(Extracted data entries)
* START *

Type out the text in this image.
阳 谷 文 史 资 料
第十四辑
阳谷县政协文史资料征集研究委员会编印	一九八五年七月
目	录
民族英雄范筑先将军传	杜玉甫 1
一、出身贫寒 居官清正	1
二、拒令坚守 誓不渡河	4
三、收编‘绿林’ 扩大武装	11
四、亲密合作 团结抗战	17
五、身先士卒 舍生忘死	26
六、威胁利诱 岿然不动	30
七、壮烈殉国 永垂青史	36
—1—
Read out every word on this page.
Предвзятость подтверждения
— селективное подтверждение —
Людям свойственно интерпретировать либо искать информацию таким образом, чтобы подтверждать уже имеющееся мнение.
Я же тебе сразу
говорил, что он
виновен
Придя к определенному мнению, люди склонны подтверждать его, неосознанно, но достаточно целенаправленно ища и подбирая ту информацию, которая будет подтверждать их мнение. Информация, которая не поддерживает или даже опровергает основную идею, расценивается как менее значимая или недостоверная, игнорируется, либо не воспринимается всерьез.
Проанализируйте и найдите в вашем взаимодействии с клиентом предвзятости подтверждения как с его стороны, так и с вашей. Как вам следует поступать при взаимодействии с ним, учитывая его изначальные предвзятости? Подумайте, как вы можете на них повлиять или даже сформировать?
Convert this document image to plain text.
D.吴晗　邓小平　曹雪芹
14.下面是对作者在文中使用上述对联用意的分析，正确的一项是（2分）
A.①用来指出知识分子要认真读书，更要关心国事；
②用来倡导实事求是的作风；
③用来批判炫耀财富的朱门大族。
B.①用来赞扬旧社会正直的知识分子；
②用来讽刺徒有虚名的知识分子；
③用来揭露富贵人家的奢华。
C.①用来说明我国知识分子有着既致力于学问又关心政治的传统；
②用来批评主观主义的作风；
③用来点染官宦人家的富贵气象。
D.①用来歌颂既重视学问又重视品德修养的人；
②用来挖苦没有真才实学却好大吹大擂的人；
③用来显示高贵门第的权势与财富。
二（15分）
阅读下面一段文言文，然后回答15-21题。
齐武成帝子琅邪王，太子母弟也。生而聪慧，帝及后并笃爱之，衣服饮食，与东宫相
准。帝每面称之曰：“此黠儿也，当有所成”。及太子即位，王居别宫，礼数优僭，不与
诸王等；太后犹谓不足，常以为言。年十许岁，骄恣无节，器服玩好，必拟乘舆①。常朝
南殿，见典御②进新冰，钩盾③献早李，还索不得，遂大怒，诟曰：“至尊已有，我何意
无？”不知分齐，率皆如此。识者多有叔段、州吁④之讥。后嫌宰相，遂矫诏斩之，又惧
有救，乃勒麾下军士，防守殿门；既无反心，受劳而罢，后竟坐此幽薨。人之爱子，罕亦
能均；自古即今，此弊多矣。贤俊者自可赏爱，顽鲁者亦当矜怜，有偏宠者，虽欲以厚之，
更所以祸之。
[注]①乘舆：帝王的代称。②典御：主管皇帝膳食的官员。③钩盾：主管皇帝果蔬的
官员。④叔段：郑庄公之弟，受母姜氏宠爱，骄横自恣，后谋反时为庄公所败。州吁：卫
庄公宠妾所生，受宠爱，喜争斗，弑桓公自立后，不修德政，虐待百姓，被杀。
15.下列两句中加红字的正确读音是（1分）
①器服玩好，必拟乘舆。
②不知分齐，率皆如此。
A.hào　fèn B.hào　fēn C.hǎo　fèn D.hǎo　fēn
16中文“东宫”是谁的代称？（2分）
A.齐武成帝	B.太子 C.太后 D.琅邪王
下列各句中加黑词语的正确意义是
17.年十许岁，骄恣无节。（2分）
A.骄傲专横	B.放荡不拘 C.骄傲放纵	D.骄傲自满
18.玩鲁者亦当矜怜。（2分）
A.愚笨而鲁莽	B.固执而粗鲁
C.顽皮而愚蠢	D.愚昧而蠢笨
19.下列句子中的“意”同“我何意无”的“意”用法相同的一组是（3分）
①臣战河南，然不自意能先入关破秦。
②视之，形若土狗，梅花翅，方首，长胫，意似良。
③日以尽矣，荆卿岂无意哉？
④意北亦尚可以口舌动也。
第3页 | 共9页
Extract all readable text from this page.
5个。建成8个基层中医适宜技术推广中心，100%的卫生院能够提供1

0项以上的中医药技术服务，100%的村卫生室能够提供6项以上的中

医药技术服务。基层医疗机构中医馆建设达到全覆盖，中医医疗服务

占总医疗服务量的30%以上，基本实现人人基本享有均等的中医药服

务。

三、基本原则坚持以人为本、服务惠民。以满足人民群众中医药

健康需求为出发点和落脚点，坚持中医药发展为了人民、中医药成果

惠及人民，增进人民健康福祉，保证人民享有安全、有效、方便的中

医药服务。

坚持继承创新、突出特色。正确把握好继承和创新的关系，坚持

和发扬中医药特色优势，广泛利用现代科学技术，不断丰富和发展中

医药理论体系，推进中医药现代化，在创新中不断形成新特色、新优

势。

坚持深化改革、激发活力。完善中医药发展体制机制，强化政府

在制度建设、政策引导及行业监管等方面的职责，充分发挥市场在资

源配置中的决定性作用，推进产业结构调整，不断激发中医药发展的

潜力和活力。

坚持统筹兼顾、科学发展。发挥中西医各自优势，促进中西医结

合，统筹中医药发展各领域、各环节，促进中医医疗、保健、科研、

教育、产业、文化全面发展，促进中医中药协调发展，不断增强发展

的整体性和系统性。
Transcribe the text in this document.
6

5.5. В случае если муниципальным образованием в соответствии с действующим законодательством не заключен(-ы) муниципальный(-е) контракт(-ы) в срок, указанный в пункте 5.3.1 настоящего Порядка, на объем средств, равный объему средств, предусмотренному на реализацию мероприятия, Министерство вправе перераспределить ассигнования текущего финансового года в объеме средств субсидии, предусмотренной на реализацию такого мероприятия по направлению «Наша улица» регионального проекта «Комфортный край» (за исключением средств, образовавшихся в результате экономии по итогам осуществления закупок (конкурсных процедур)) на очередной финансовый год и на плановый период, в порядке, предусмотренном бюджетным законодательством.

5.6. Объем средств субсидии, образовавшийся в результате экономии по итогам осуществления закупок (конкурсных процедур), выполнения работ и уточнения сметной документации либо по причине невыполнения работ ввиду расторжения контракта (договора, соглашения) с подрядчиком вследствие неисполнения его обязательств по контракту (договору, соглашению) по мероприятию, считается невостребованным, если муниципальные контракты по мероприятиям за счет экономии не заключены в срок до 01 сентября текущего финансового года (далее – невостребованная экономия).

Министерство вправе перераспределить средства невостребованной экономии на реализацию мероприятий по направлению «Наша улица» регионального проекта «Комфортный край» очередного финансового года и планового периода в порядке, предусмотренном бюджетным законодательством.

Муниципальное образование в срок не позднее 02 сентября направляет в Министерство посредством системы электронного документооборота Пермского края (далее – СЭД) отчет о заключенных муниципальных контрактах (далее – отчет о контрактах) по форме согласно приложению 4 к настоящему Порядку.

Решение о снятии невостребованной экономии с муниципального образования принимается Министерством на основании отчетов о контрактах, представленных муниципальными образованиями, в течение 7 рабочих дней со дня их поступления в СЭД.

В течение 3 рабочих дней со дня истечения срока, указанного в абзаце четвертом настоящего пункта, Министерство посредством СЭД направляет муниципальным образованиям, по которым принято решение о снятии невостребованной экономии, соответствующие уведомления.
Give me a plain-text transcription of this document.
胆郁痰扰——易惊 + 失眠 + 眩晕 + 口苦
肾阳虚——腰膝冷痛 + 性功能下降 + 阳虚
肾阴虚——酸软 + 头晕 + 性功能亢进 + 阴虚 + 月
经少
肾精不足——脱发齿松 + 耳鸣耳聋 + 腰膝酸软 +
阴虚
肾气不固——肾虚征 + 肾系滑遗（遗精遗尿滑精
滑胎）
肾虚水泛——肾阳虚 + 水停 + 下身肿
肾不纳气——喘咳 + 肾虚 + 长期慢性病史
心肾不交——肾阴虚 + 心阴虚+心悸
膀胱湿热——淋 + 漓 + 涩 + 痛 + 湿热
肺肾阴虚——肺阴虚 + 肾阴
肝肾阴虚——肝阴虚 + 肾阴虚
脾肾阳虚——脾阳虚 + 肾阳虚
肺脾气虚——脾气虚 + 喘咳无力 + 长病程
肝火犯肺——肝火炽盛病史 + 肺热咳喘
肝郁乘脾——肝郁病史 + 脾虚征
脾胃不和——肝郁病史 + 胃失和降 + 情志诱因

* END *

* **Brief**:
Pick out the lines containing the string "рабочих" and show them.

* **Exercise response**:
Решение о снятии невостребованной экономии с муниципального образования принимается Министерством на основании отчетов о контрактах, представленных муниципальными образованиями, в течение 7 рабочих дней со дня их поступления в СЭД.
В течение 3 рабочих дней со дня истечения срока, указанного в абзаце четвертом настоящего пункта, Министерство посредством СЭД направляет муниципальным образованиям, по которым принято решение о снятии невостребованной экономии, соответствующие уведомления.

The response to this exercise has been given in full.